Aim:
Retype the listing that follows, exactly as written.

Recorded information:
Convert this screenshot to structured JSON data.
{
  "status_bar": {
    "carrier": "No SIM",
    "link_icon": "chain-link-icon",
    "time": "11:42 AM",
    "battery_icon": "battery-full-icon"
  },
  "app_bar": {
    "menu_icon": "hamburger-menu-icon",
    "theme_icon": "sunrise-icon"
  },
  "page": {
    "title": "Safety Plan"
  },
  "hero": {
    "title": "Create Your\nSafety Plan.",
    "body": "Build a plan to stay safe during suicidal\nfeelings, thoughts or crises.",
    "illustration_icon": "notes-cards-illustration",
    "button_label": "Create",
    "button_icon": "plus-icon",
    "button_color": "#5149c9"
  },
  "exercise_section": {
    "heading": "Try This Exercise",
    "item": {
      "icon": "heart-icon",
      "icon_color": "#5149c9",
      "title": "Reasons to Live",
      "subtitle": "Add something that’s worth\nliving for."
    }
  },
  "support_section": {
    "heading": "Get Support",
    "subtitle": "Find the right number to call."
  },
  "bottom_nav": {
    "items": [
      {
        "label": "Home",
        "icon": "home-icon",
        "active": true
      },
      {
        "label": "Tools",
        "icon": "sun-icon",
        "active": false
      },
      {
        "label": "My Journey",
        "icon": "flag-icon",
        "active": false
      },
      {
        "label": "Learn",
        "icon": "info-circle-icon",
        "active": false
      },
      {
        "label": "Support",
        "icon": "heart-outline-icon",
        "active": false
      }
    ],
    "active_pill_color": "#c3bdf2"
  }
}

Response to this task:
Convert this screenshot to structured JSON data.
{
  "status_bar": {
    "carrier": "No SIM",
    "link_icon": "chain-link-icon",
    "time": "11:42 AM",
    "battery_icon": "battery-full-icon"
  },
  "app_bar": {
    "menu_icon": "hamburger-menu-icon",
    "theme_icon": "sunrise-icon"
  },
  "page": {
    "title": "Safety Plan"
  },
  "hero": {
    "title": "Create Your\nSafety Plan.",
    "body": "Build a plan to stay safe during suicidal\nfeelings, thoughts or crises.",
    "illustration_icon": "notes-cards-illustration",
    "button_label": "Create",
    "button_icon": "plus-icon",
    "button_color": "#5149c9"
  },
  "exercise_section": {
    "heading": "Try This Exercise",
    "item": {
      "icon": "heart-icon",
      "icon_color": "#5149c9",
      "title": "Reasons to Live",
      "subtitle": "Add something that’s worth\nliving for."
    }
  },
  "support_section": {
    "heading": "Get Support",
    "subtitle": "Find the right number to call."
  },
  "bottom_nav": {
    "items": [
      {
        "label": "Home",
        "icon": "home-icon",
        "active": true
      },
      {
        "label": "Tools",
        "icon": "sun-icon",
        "active": false
      },
      {
        "label": "My Journey",
        "icon": "flag-icon",
        "active": false
      },
      {
        "label": "Learn",
        "icon": "info-circle-icon",
        "active": false
      },
      {
        "label": "Support",
        "icon": "heart-outline-icon",
        "active": false
      }
    ],
    "active_pill_color": "#c3bdf2"
  }
}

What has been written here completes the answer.